* Start Data to use *

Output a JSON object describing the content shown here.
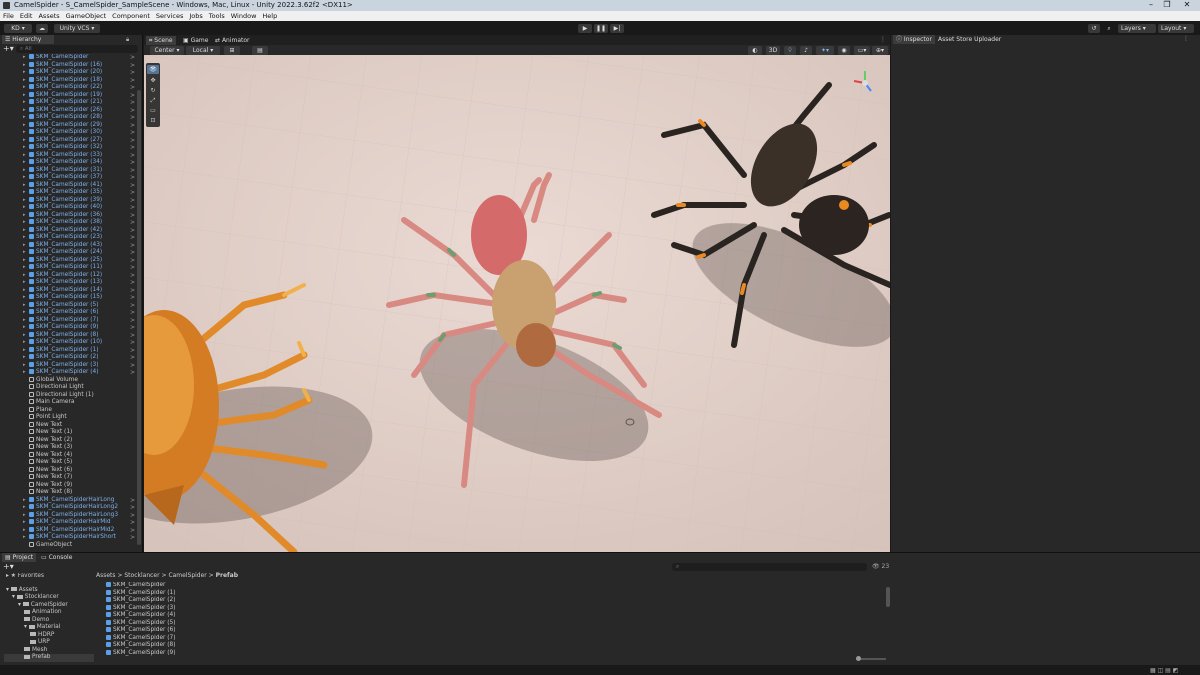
{
  "window": {
    "title": "CamelSpider - S_CamelSpider_SampleScene - Windows, Mac, Linux - Unity 2022.3.62f2 <DX11>"
  },
  "menu": [
    "File",
    "Edit",
    "Assets",
    "GameObject",
    "Component",
    "Services",
    "Jobs",
    "Tools",
    "Window",
    "Help"
  ],
  "toolbar": {
    "account": "KD",
    "vcs": "Unity VCS",
    "layers": "Layers",
    "layout": "Layout"
  },
  "hierarchy": {
    "tab": "Hierarchy",
    "search_placeholder": "All",
    "items": [
      {
        "label": "SKM_CamelSpider",
        "prefab": true
      },
      {
        "label": "SKM_CamelSpider (16)",
        "prefab": true
      },
      {
        "label": "SKM_CamelSpider (20)",
        "prefab": true
      },
      {
        "label": "SKM_CamelSpider (18)",
        "prefab": true
      },
      {
        "label": "SKM_CamelSpider (22)",
        "prefab": true
      },
      {
        "label": "SKM_CamelSpider (19)",
        "prefab": true
      },
      {
        "label": "SKM_CamelSpider (21)",
        "prefab": true
      },
      {
        "label": "SKM_CamelSpider (26)",
        "prefab": true
      },
      {
        "label": "SKM_CamelSpider (28)",
        "prefab": true
      },
      {
        "label": "SKM_CamelSpider (29)",
        "prefab": true
      },
      {
        "label": "SKM_CamelSpider (30)",
        "prefab": true
      },
      {
        "label": "SKM_CamelSpider (27)",
        "prefab": true
      },
      {
        "label": "SKM_CamelSpider (32)",
        "prefab": true
      },
      {
        "label": "SKM_CamelSpider (33)",
        "prefab": true
      },
      {
        "label": "SKM_CamelSpider (34)",
        "prefab": true
      },
      {
        "label": "SKM_CamelSpider (31)",
        "prefab": true
      },
      {
        "label": "SKM_CamelSpider (37)",
        "prefab": true
      },
      {
        "label": "SKM_CamelSpider (41)",
        "prefab": true
      },
      {
        "label": "SKM_CamelSpider (35)",
        "prefab": true
      },
      {
        "label": "SKM_CamelSpider (39)",
        "prefab": true
      },
      {
        "label": "SKM_CamelSpider (40)",
        "prefab": true
      },
      {
        "label": "SKM_CamelSpider (36)",
        "prefab": true
      },
      {
        "label": "SKM_CamelSpider (38)",
        "prefab": true
      },
      {
        "label": "SKM_CamelSpider (42)",
        "prefab": true
      },
      {
        "label": "SKM_CamelSpider (23)",
        "prefab": true
      },
      {
        "label": "SKM_CamelSpider (43)",
        "prefab": true
      },
      {
        "label": "SKM_CamelSpider (24)",
        "prefab": true
      },
      {
        "label": "SKM_CamelSpider (25)",
        "prefab": true
      },
      {
        "label": "SKM_CamelSpider (11)",
        "prefab": true
      },
      {
        "label": "SKM_CamelSpider (12)",
        "prefab": true
      },
      {
        "label": "SKM_CamelSpider (13)",
        "prefab": true
      },
      {
        "label": "SKM_CamelSpider (14)",
        "prefab": true
      },
      {
        "label": "SKM_CamelSpider (15)",
        "prefab": true
      },
      {
        "label": "SKM_CamelSpider (5)",
        "prefab": true
      },
      {
        "label": "SKM_CamelSpider (6)",
        "prefab": true
      },
      {
        "label": "SKM_CamelSpider (7)",
        "prefab": true
      },
      {
        "label": "SKM_CamelSpider (9)",
        "prefab": true
      },
      {
        "label": "SKM_CamelSpider (8)",
        "prefab": true
      },
      {
        "label": "SKM_CamelSpider (10)",
        "prefab": true
      },
      {
        "label": "SKM_CamelSpider (1)",
        "prefab": true
      },
      {
        "label": "SKM_CamelSpider (2)",
        "prefab": true
      },
      {
        "label": "SKM_CamelSpider (3)",
        "prefab": true
      },
      {
        "label": "SKM_CamelSpider (4)",
        "prefab": true
      },
      {
        "label": "Global Volume",
        "prefab": false
      },
      {
        "label": "Directional Light",
        "prefab": false
      },
      {
        "label": "Directional Light (1)",
        "prefab": false
      },
      {
        "label": "Main Camera",
        "prefab": false
      },
      {
        "label": "Plane",
        "prefab": false
      },
      {
        "label": "Point Light",
        "prefab": false
      },
      {
        "label": "New Text",
        "prefab": false
      },
      {
        "label": "New Text (1)",
        "prefab": false
      },
      {
        "label": "New Text (2)",
        "prefab": false
      },
      {
        "label": "New Text (3)",
        "prefab": false
      },
      {
        "label": "New Text (4)",
        "prefab": false
      },
      {
        "label": "New Text (5)",
        "prefab": false
      },
      {
        "label": "New Text (6)",
        "prefab": false
      },
      {
        "label": "New Text (7)",
        "prefab": false
      },
      {
        "label": "New Text (9)",
        "prefab": false
      },
      {
        "label": "New Text (8)",
        "prefab": false
      },
      {
        "label": "SKM_CamelSpiderHairLong",
        "prefab": true
      },
      {
        "label": "SKM_CamelSpiderHairLong2",
        "prefab": true
      },
      {
        "label": "SKM_CamelSpiderHairLong3",
        "prefab": true
      },
      {
        "label": "SKM_CamelSpiderHairMid",
        "prefab": true
      },
      {
        "label": "SKM_CamelSpiderHairMid2",
        "prefab": true
      },
      {
        "label": "SKM_CamelSpiderHairShort",
        "prefab": true
      },
      {
        "label": "GameObject",
        "prefab": false
      }
    ]
  },
  "scene": {
    "tabs": [
      "Scene",
      "Game",
      "Animator"
    ],
    "pivot": "Center",
    "space": "Local",
    "mode_2d3d": "3D"
  },
  "inspector": {
    "tabs": [
      "Inspector",
      "Asset Store Uploader"
    ]
  },
  "project": {
    "tabs": [
      "Project",
      "Console"
    ],
    "favorites": "Favorites",
    "tree": [
      {
        "label": "Assets",
        "depth": 0
      },
      {
        "label": "Stocklancer",
        "depth": 1
      },
      {
        "label": "CamelSpider",
        "depth": 2
      },
      {
        "label": "Animation",
        "depth": 3
      },
      {
        "label": "Demo",
        "depth": 3
      },
      {
        "label": "Material",
        "depth": 3
      },
      {
        "label": "HDRP",
        "depth": 4
      },
      {
        "label": "URP",
        "depth": 4
      },
      {
        "label": "Mesh",
        "depth": 3
      },
      {
        "label": "Prefab",
        "depth": 3
      }
    ],
    "breadcrumb": [
      "Assets",
      "Stocklancer",
      "CamelSpider",
      "Prefab"
    ],
    "hidden_count": "23",
    "files": [
      "SKM_CamelSpider",
      "SKM_CamelSpider (1)",
      "SKM_CamelSpider (2)",
      "SKM_CamelSpider (3)",
      "SKM_CamelSpider (4)",
      "SKM_CamelSpider (5)",
      "SKM_CamelSpider (6)",
      "SKM_CamelSpider (7)",
      "SKM_CamelSpider (8)",
      "SKM_CamelSpider (9)"
    ]
  },
  "icons": {
    "play": "play-icon",
    "pause": "pause-icon",
    "step": "step-icon",
    "search": "search-icon",
    "cloud": "cloud-icon",
    "history": "history-icon"
  },
  "colors": {
    "prefab_blue": "#7fb0e8",
    "editor_bg": "#282828",
    "floor": "#e4d3cc"
  }
}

* End Data to use *

(Prompt): Keep every word of the data as it is when you write it out, but drop the pictures.

(Written solution):
Output a JSON object describing the content shown here.
{
  "window": {
    "title": "CamelSpider - S_CamelSpider_SampleScene - Windows, Mac, Linux - Unity 2022.3.62f2 <DX11>"
  },
  "menu": [
    "File",
    "Edit",
    "Assets",
    "GameObject",
    "Component",
    "Services",
    "Jobs",
    "Tools",
    "Window",
    "Help"
  ],
  "toolbar": {
    "account": "KD",
    "vcs": "Unity VCS",
    "layers": "Layers",
    "layout": "Layout"
  },
  "hierarchy": {
    "tab": "Hierarchy",
    "search_placeholder": "All",
    "items": [
      {
        "label": "SKM_CamelSpider",
        "prefab": true
      },
      {
        "label": "SKM_CamelSpider (16)",
        "prefab": true
      },
      {
        "label": "SKM_CamelSpider (20)",
        "prefab": true
      },
      {
        "label": "SKM_CamelSpider (18)",
        "prefab": true
      },
      {
        "label": "SKM_CamelSpider (22)",
        "prefab": true
      },
      {
        "label": "SKM_CamelSpider (19)",
        "prefab": true
      },
      {
        "label": "SKM_CamelSpider (21)",
        "prefab": true
      },
      {
        "label": "SKM_CamelSpider (26)",
        "prefab": true
      },
      {
        "label": "SKM_CamelSpider (28)",
        "prefab": true
      },
      {
        "label": "SKM_CamelSpider (29)",
        "prefab": true
      },
      {
        "label": "SKM_CamelSpider (30)",
        "prefab": true
      },
      {
        "label": "SKM_CamelSpider (27)",
        "prefab": true
      },
      {
        "label": "SKM_CamelSpider (32)",
        "prefab": true
      },
      {
        "label": "SKM_CamelSpider (33)",
        "prefab": true
      },
      {
        "label": "SKM_CamelSpider (34)",
        "prefab": true
      },
      {
        "label": "SKM_CamelSpider (31)",
        "prefab": true
      },
      {
        "label": "SKM_CamelSpider (37)",
        "prefab": true
      },
      {
        "label": "SKM_CamelSpider (41)",
        "prefab": true
      },
      {
        "label": "SKM_CamelSpider (35)",
        "prefab": true
      },
      {
        "label": "SKM_CamelSpider (39)",
        "prefab": true
      },
      {
        "label": "SKM_CamelSpider (40)",
        "prefab": true
      },
      {
        "label": "SKM_CamelSpider (36)",
        "prefab": true
      },
      {
        "label": "SKM_CamelSpider (38)",
        "prefab": true
      },
      {
        "label": "SKM_CamelSpider (42)",
        "prefab": true
      },
      {
        "label": "SKM_CamelSpider (23)",
        "prefab": true
      },
      {
        "label": "SKM_CamelSpider (43)",
        "prefab": true
      },
      {
        "label": "SKM_CamelSpider (24)",
        "prefab": true
      },
      {
        "label": "SKM_CamelSpider (25)",
        "prefab": true
      },
      {
        "label": "SKM_CamelSpider (11)",
        "prefab": true
      },
      {
        "label": "SKM_CamelSpider (12)",
        "prefab": true
      },
      {
        "label": "SKM_CamelSpider (13)",
        "prefab": true
      },
      {
        "label": "SKM_CamelSpider (14)",
        "prefab": true
      },
      {
        "label": "SKM_CamelSpider (15)",
        "prefab": true
      },
      {
        "label": "SKM_CamelSpider (5)",
        "prefab": true
      },
      {
        "label": "SKM_CamelSpider (6)",
        "prefab": true
      },
      {
        "label": "SKM_CamelSpider (7)",
        "prefab": true
      },
      {
        "label": "SKM_CamelSpider (9)",
        "prefab": true
      },
      {
        "label": "SKM_CamelSpider (8)",
        "prefab": true
      },
      {
        "label": "SKM_CamelSpider (10)",
        "prefab": true
      },
      {
        "label": "SKM_CamelSpider (1)",
        "prefab": true
      },
      {
        "label": "SKM_CamelSpider (2)",
        "prefab": true
      },
      {
        "label": "SKM_CamelSpider (3)",
        "prefab": true
      },
      {
        "label": "SKM_CamelSpider (4)",
        "prefab": true
      },
      {
        "label": "Global Volume",
        "prefab": false
      },
      {
        "label": "Directional Light",
        "prefab": false
      },
      {
        "label": "Directional Light (1)",
        "prefab": false
      },
      {
        "label": "Main Camera",
        "prefab": false
      },
      {
        "label": "Plane",
        "prefab": false
      },
      {
        "label": "Point Light",
        "prefab": false
      },
      {
        "label": "New Text",
        "prefab": false
      },
      {
        "label": "New Text (1)",
        "prefab": false
      },
      {
        "label": "New Text (2)",
        "prefab": false
      },
      {
        "label": "New Text (3)",
        "prefab": false
      },
      {
        "label": "New Text (4)",
        "prefab": false
      },
      {
        "label": "New Text (5)",
        "prefab": false
      },
      {
        "label": "New Text (6)",
        "prefab": false
      },
      {
        "label": "New Text (7)",
        "prefab": false
      },
      {
        "label": "New Text (9)",
        "prefab": false
      },
      {
        "label": "New Text (8)",
        "prefab": false
      },
      {
        "label": "SKM_CamelSpiderHairLong",
        "prefab": true
      },
      {
        "label": "SKM_CamelSpiderHairLong2",
        "prefab": true
      },
      {
        "label": "SKM_CamelSpiderHairLong3",
        "prefab": true
      },
      {
        "label": "SKM_CamelSpiderHairMid",
        "prefab": true
      },
      {
        "label": "SKM_CamelSpiderHairMid2",
        "prefab": true
      },
      {
        "label": "SKM_CamelSpiderHairShort",
        "prefab": true
      },
      {
        "label": "GameObject",
        "prefab": false
      }
    ]
  },
  "scene": {
    "tabs": [
      "Scene",
      "Game",
      "Animator"
    ],
    "pivot": "Center",
    "space": "Local",
    "mode_2d3d": "3D"
  },
  "inspector": {
    "tabs": [
      "Inspector",
      "Asset Store Uploader"
    ]
  },
  "project": {
    "tabs": [
      "Project",
      "Console"
    ],
    "favorites": "Favorites",
    "tree": [
      {
        "label": "Assets",
        "depth": 0
      },
      {
        "label": "Stocklancer",
        "depth": 1
      },
      {
        "label": "CamelSpider",
        "depth": 2
      },
      {
        "label": "Animation",
        "depth": 3
      },
      {
        "label": "Demo",
        "depth": 3
      },
      {
        "label": "Material",
        "depth": 3
      },
      {
        "label": "HDRP",
        "depth": 4
      },
      {
        "label": "URP",
        "depth": 4
      },
      {
        "label": "Mesh",
        "depth": 3
      },
      {
        "label": "Prefab",
        "depth": 3
      }
    ],
    "breadcrumb": [
      "Assets",
      "Stocklancer",
      "CamelSpider",
      "Prefab"
    ],
    "hidden_count": "23",
    "files": [
      "SKM_CamelSpider",
      "SKM_CamelSpider (1)",
      "SKM_CamelSpider (2)",
      "SKM_CamelSpider (3)",
      "SKM_CamelSpider (4)",
      "SKM_CamelSpider (5)",
      "SKM_CamelSpider (6)",
      "SKM_CamelSpider (7)",
      "SKM_CamelSpider (8)",
      "SKM_CamelSpider (9)"
    ]
  },
  "icons": {
    "play": "play-icon",
    "pause": "pause-icon",
    "step": "step-icon",
    "search": "search-icon",
    "cloud": "cloud-icon",
    "history": "history-icon"
  },
  "colors": {
    "prefab_blue": "#7fb0e8",
    "editor_bg": "#282828",
    "floor": "#e4d3cc"
  }
}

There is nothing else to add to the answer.